Retype, exactly as written, every line from the one containing "Parse this screenshot: output" down to the one containing "Decode this image", including both, and nothing else.

■ ■ ■ ■ ■ ■ ■

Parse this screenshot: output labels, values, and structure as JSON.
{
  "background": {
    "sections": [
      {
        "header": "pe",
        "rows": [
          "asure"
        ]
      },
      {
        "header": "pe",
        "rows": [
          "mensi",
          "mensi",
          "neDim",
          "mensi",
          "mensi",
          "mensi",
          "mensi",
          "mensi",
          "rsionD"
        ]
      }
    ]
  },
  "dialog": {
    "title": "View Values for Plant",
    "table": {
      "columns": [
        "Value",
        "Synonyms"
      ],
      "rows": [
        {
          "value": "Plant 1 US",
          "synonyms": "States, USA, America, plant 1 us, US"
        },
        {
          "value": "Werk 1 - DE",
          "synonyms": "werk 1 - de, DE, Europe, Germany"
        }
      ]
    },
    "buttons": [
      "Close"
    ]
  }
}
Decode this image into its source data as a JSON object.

■ ■ ■ ■ ■ ■ ■

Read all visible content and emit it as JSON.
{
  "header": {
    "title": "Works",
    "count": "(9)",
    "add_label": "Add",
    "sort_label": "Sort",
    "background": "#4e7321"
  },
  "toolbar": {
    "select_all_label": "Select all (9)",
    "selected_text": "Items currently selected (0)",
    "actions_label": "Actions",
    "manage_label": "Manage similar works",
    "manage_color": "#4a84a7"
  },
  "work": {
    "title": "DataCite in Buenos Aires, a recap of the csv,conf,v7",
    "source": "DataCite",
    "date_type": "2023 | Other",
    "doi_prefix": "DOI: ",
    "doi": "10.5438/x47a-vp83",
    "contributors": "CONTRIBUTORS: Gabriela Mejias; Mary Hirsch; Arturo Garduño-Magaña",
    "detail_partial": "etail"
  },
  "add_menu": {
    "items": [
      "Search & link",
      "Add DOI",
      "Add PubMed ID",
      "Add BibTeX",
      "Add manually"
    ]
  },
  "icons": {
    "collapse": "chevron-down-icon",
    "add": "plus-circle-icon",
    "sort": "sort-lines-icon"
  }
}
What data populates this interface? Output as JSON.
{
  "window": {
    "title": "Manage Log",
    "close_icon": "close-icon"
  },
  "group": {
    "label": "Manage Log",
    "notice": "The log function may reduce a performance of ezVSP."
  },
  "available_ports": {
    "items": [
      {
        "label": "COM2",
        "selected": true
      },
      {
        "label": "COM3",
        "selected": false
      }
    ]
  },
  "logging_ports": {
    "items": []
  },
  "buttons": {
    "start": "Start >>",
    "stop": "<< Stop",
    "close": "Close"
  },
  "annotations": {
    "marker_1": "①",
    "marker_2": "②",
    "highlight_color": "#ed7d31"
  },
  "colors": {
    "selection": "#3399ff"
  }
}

■ ■ ■ ■ ■ ■ ■

The completed task –
Parse this screenshot: output labels, values, and structure as JSON.
{
  "background": {
    "sections": [
      {
        "header": "pe",
        "rows": [
          "asure"
        ]
      },
      {
        "header": "pe",
        "rows": [
          "mensi",
          "mensi",
          "neDim",
          "mensi",
          "mensi",
          "mensi",
          "mensi",
          "mensi",
          "rsionD"
        ]
      }
    ]
  },
  "dialog": {
    "title": "View Values for Plant",
    "table": {
      "columns": [
        "Value",
        "Synonyms"
      ],
      "rows": [
        {
          "value": "Plant 1 US",
          "synonyms": "States, USA, America, plant 1 us, US"
        },
        {
          "value": "Werk 1 - DE",
          "synonyms": "werk 1 - de, DE, Europe, Germany"
        }
      ]
    },
    "buttons": [
      "Close"
    ]
  }
}
Decode this image into its source data as a JSON object.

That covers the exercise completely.